# WHAT TO PRODUCE
Pictures do not belong in your copy. Repeat all the other data exactly.
* * * *
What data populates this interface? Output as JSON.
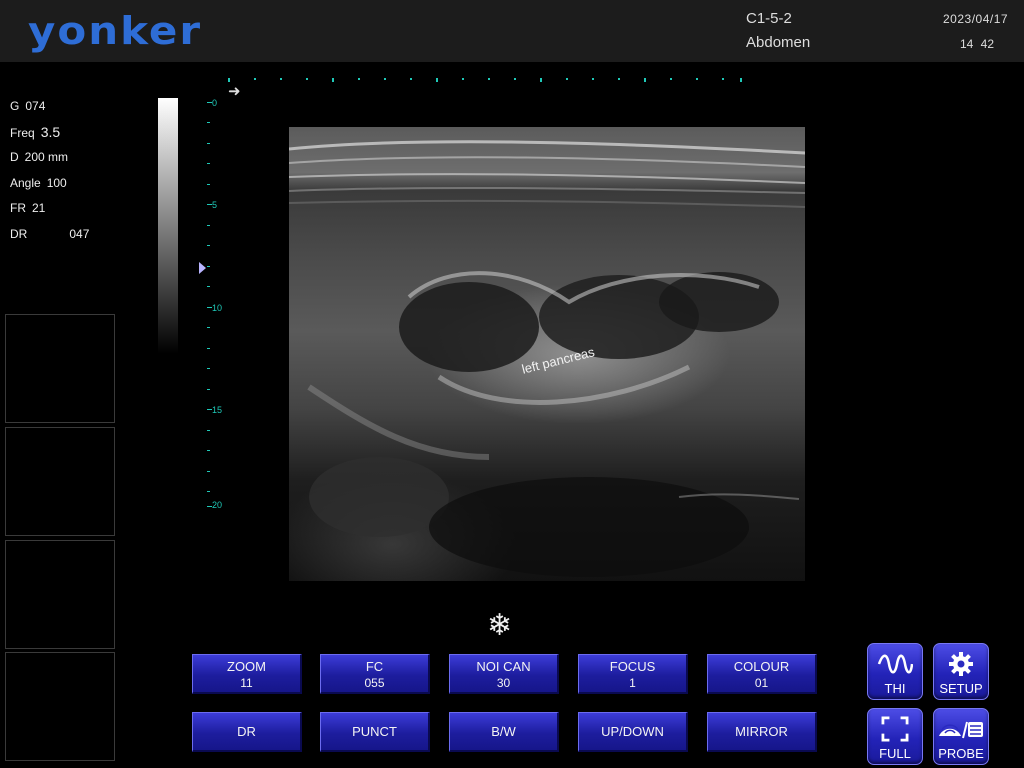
{
  "header": {
    "logo": "yonker",
    "probe_code": "C1-5-2",
    "exam": "Abdomen",
    "date": "2023/04/17",
    "time": "14 42",
    "logo_color": "#2e6dd6"
  },
  "params": [
    {
      "label": "G",
      "value": "074"
    },
    {
      "label": "Freq",
      "value": "3.5"
    },
    {
      "label": "D",
      "value": "200 mm"
    },
    {
      "label": "Angle",
      "value": "100"
    },
    {
      "label": "FR",
      "value": "21"
    },
    {
      "label": "DR",
      "value": "047"
    }
  ],
  "depth_scale": {
    "labels": [
      "0",
      "5",
      "10",
      "15",
      "20"
    ],
    "color": "#1fc9b8"
  },
  "image": {
    "annotation": "left pancreas",
    "orientation_icon": "arrow-right-icon"
  },
  "freeze_icon": "snowflake-icon",
  "controls": {
    "row1": [
      {
        "label": "ZOOM",
        "value": "11"
      },
      {
        "label": "FC",
        "value": "055"
      },
      {
        "label": "NOI CAN",
        "value": "30"
      },
      {
        "label": "FOCUS",
        "value": "1"
      },
      {
        "label": "COLOUR",
        "value": "01"
      }
    ],
    "row2": [
      {
        "label": "DR"
      },
      {
        "label": "PUNCT"
      },
      {
        "label": "B/W"
      },
      {
        "label": "UP/DOWN"
      },
      {
        "label": "MIRROR"
      }
    ]
  },
  "tools": [
    {
      "label": "THI",
      "icon": "waveform-icon"
    },
    {
      "label": "SETUP",
      "icon": "gear-icon"
    },
    {
      "label": "FULL",
      "icon": "fullscreen-icon"
    },
    {
      "label": "PROBE",
      "icon": "probe-icon"
    }
  ],
  "button_color": "#2323b8"
}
* * * *
# FINAL RESULT
What data populates this interface? Output as JSON.
{
  "header": {
    "logo": "yonker",
    "probe_code": "C1-5-2",
    "exam": "Abdomen",
    "date": "2023/04/17",
    "time": "14 42",
    "logo_color": "#2e6dd6"
  },
  "params": [
    {
      "label": "G",
      "value": "074"
    },
    {
      "label": "Freq",
      "value": "3.5"
    },
    {
      "label": "D",
      "value": "200 mm"
    },
    {
      "label": "Angle",
      "value": "100"
    },
    {
      "label": "FR",
      "value": "21"
    },
    {
      "label": "DR",
      "value": "047"
    }
  ],
  "depth_scale": {
    "labels": [
      "0",
      "5",
      "10",
      "15",
      "20"
    ],
    "color": "#1fc9b8"
  },
  "image": {
    "annotation": "left pancreas",
    "orientation_icon": "arrow-right-icon"
  },
  "freeze_icon": "snowflake-icon",
  "controls": {
    "row1": [
      {
        "label": "ZOOM",
        "value": "11"
      },
      {
        "label": "FC",
        "value": "055"
      },
      {
        "label": "NOI CAN",
        "value": "30"
      },
      {
        "label": "FOCUS",
        "value": "1"
      },
      {
        "label": "COLOUR",
        "value": "01"
      }
    ],
    "row2": [
      {
        "label": "DR"
      },
      {
        "label": "PUNCT"
      },
      {
        "label": "B/W"
      },
      {
        "label": "UP/DOWN"
      },
      {
        "label": "MIRROR"
      }
    ]
  },
  "tools": [
    {
      "label": "THI",
      "icon": "waveform-icon"
    },
    {
      "label": "SETUP",
      "icon": "gear-icon"
    },
    {
      "label": "FULL",
      "icon": "fullscreen-icon"
    },
    {
      "label": "PROBE",
      "icon": "probe-icon"
    }
  ],
  "button_color": "#2323b8"
}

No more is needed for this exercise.